_DATA EXCERPTS_
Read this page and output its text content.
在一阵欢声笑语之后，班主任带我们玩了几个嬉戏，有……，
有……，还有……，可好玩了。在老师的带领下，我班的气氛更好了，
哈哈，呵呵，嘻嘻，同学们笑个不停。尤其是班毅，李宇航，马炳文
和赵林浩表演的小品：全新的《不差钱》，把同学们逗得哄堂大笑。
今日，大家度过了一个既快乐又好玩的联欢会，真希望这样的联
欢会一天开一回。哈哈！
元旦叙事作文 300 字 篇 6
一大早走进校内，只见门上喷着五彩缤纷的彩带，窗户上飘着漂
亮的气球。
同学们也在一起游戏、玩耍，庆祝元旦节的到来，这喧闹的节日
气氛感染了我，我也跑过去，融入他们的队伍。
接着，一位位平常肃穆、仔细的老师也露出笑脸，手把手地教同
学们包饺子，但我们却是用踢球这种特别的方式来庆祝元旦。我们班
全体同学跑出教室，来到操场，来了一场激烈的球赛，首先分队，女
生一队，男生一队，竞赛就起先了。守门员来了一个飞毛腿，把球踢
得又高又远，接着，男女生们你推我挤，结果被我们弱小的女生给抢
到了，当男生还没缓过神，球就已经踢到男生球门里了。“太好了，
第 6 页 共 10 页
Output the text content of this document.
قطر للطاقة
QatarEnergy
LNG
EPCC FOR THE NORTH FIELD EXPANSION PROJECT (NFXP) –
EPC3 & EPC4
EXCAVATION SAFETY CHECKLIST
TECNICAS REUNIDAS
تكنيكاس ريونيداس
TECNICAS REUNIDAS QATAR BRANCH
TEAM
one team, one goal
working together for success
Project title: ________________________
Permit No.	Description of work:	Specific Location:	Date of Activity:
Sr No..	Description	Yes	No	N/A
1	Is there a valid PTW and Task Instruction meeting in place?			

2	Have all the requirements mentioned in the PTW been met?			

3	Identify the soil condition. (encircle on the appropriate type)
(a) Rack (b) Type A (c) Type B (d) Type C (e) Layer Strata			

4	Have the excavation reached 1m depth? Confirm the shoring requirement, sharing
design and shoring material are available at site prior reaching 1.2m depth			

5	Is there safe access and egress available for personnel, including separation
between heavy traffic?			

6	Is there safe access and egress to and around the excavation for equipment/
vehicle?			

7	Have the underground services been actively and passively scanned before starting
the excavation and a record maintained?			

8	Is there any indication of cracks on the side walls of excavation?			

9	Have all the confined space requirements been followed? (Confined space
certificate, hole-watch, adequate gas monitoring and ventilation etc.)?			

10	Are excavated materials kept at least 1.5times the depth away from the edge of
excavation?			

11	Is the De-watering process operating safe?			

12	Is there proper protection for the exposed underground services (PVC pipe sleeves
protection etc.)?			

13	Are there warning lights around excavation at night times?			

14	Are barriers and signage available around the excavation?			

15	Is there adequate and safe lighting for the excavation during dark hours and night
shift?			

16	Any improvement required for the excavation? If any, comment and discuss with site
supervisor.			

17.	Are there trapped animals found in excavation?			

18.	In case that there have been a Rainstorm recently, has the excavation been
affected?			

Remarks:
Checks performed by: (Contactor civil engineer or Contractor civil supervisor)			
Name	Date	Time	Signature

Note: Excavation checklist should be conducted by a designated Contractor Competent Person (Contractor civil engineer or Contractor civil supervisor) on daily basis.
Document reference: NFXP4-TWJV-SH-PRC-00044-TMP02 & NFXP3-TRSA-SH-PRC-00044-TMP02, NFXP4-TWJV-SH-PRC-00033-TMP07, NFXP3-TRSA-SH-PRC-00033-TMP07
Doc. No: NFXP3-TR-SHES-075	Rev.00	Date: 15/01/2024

_TASK REQUIREMENTS_
Report each line of the material above where the word "TECNICAS" appears.

_CORRECT RESPONSE_
TECNICAS REUNIDAS
TECNICAS REUNIDAS QATAR BRANCH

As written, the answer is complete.